> **What to produce**:
Copy out the lines that include the word "selected".

> **Extracted data entries**:
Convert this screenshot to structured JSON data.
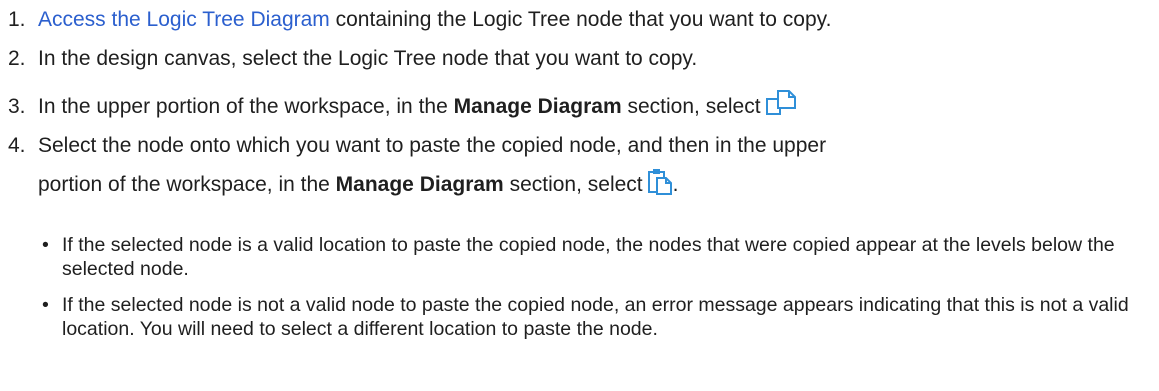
{
  "steps": [
    {
      "num": "1.",
      "link": "Access the Logic Tree Diagram",
      "text": " containing the Logic Tree node that you want to copy."
    },
    {
      "num": "2.",
      "text": "In the design canvas, select the Logic Tree node that you want to copy."
    },
    {
      "num": "3.",
      "pre": "In the upper portion of the workspace, in the ",
      "bold": "Manage Diagram",
      "post": " section, select",
      "icon": "copy-icon"
    },
    {
      "num": "4.",
      "line1": "Select the node onto which you want to paste the copied node, and then in the upper",
      "pre": "portion of the workspace, in the ",
      "bold": "Manage Diagram",
      "post": " section, select",
      "icon": "paste-icon",
      "end": "."
    }
  ],
  "bullets": [
    {
      "dot": "•",
      "text": "If the selected node is a valid location to paste the copied node, the nodes that were copied appear at the levels below the selected node."
    },
    {
      "dot": "•",
      "text": "If the selected node is not a valid node to paste the copied node, an error message appears indicating that this is not a valid location. You will need to select a different location to paste the node."
    }
  ],
  "colors": {
    "link": "#2b5fce",
    "text": "#1f1f1f",
    "icon_blue": "#2f8fd8",
    "icon_fill": "#ffffff"
  }
}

> **Output of the task**:
      "text": "If the selected node is a valid location to paste the copied node, the nodes that were copied appear at the levels below the selected node."
      "text": "If the selected node is not a valid node to paste the copied node, an error message appears indicating that this is not a valid location. You will need to select a different location to paste the node."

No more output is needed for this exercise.